▸ Written problem:
Work through the following lines and count those that hold the word "органайзер". Reply with that number only.
= = = =
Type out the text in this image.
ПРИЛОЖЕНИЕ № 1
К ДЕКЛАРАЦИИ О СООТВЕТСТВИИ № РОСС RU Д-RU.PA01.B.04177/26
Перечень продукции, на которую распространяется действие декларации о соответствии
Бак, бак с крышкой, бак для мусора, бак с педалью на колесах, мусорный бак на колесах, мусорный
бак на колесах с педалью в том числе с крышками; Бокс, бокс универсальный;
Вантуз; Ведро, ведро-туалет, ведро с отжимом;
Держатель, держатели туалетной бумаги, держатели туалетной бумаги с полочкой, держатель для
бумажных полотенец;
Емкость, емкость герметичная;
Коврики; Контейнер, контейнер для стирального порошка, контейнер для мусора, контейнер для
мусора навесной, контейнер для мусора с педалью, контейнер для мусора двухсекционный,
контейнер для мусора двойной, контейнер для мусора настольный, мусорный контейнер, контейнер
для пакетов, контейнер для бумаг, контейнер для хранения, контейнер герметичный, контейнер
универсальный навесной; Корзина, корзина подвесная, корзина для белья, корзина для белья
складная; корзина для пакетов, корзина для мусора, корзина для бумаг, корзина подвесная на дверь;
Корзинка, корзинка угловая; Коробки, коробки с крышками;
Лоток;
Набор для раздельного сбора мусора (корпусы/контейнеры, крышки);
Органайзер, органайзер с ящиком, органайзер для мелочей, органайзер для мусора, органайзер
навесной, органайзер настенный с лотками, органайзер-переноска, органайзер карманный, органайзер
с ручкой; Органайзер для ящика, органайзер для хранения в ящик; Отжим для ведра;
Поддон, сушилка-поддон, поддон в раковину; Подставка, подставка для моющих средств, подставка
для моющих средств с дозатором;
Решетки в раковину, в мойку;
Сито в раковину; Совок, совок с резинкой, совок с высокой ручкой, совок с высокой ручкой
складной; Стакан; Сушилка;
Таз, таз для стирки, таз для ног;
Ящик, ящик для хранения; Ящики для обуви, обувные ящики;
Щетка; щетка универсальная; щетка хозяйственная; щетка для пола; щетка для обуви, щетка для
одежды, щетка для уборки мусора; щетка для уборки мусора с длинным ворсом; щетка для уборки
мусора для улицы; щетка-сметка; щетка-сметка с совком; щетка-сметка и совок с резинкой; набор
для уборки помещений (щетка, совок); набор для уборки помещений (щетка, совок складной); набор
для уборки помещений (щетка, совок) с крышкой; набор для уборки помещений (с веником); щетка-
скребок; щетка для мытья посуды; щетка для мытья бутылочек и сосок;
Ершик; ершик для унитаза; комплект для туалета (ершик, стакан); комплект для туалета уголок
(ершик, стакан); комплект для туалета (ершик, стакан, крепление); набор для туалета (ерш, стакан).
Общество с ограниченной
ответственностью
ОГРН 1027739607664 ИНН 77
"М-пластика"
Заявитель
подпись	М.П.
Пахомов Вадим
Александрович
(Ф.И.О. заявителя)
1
= = = =
▸ The answer:
3